WHAT NEEDS TO BE DONE — Search the listing below for the word "month" and copy each line that holds it.

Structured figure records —
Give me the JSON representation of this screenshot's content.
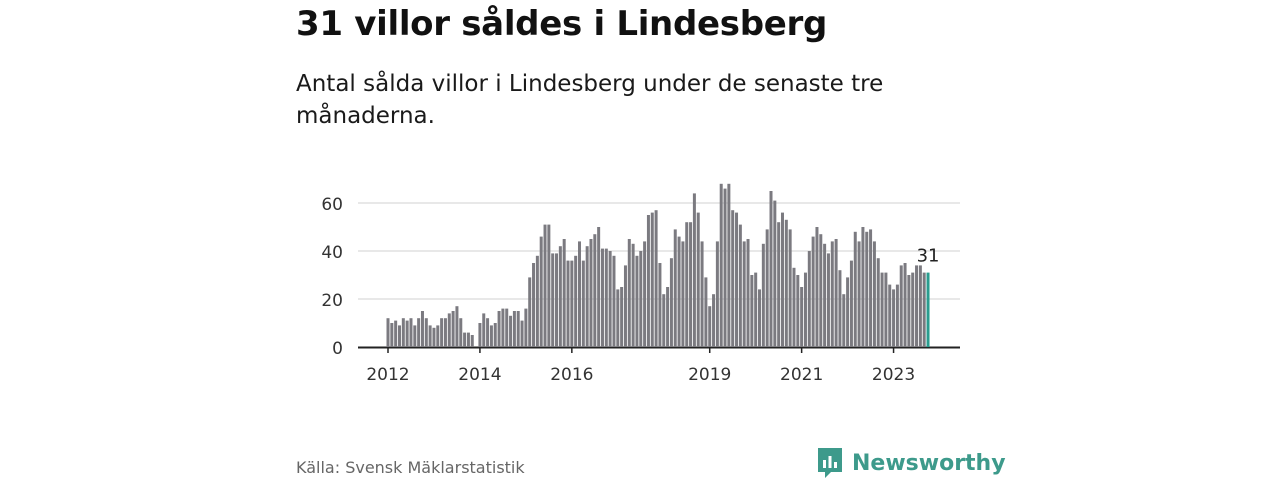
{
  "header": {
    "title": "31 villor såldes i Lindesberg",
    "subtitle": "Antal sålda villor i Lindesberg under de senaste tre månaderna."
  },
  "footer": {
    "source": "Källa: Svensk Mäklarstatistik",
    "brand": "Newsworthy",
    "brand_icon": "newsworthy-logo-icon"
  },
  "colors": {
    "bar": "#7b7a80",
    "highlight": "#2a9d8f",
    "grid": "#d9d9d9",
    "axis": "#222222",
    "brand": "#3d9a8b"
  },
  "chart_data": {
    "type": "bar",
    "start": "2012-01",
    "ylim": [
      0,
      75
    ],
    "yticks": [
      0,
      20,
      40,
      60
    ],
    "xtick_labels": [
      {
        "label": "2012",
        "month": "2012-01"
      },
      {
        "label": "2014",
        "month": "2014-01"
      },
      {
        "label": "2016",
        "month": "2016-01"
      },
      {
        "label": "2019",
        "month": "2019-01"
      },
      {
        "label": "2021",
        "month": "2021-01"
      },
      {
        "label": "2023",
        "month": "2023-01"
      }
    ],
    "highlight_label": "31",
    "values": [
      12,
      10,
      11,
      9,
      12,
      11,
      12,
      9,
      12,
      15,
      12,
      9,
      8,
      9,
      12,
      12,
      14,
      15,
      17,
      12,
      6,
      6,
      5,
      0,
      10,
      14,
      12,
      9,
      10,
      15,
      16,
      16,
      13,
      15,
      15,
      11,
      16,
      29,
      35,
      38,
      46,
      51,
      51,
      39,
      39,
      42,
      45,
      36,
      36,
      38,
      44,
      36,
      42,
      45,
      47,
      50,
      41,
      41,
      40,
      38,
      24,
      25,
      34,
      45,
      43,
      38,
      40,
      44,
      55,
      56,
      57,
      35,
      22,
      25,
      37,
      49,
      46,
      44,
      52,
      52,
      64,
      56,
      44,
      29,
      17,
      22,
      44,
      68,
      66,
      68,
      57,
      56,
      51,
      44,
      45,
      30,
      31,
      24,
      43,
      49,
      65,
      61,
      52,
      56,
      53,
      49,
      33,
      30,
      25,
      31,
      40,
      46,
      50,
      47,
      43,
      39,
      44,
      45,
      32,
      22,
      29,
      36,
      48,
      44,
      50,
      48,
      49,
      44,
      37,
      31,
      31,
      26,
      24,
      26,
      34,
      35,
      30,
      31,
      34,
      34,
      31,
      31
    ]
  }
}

---

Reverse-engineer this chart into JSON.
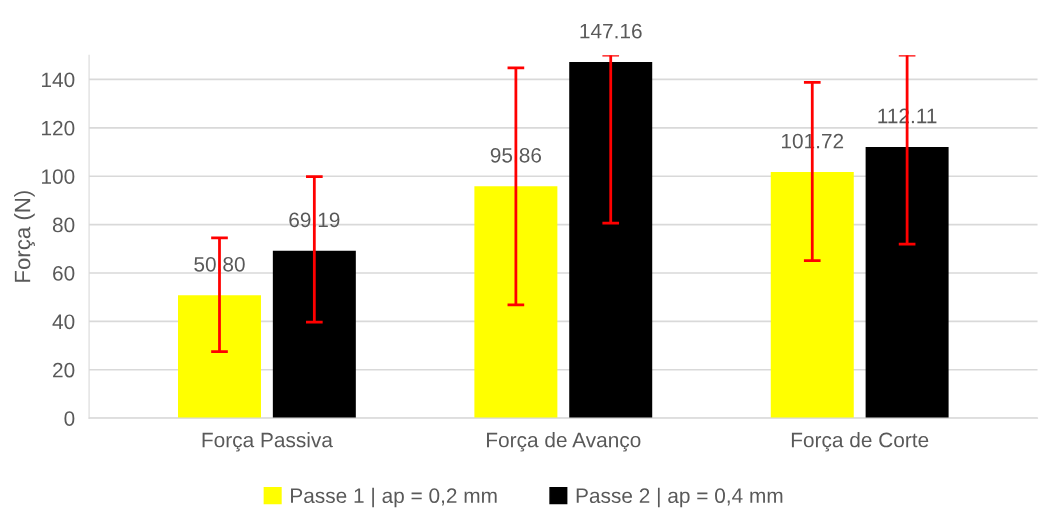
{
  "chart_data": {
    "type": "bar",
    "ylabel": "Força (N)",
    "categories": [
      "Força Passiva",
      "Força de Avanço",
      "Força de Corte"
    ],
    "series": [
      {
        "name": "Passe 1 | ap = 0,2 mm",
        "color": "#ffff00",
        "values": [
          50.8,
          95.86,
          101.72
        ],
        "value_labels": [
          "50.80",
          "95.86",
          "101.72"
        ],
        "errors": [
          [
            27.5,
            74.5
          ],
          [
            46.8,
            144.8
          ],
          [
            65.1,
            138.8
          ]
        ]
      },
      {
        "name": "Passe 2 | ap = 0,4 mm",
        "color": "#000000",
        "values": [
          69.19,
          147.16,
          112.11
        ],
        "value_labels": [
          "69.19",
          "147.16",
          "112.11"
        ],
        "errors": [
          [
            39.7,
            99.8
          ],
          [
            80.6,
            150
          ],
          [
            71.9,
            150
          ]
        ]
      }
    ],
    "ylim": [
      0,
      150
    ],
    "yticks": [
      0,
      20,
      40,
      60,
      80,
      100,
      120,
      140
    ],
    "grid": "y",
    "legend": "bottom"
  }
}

EXERCISE RESPONSE —
        "month": "2012-01"
        "month": "2014-01"
        "month": "2016-01"
        "month": "2019-01"
        "month": "2021-01"
        "month": "2023-01"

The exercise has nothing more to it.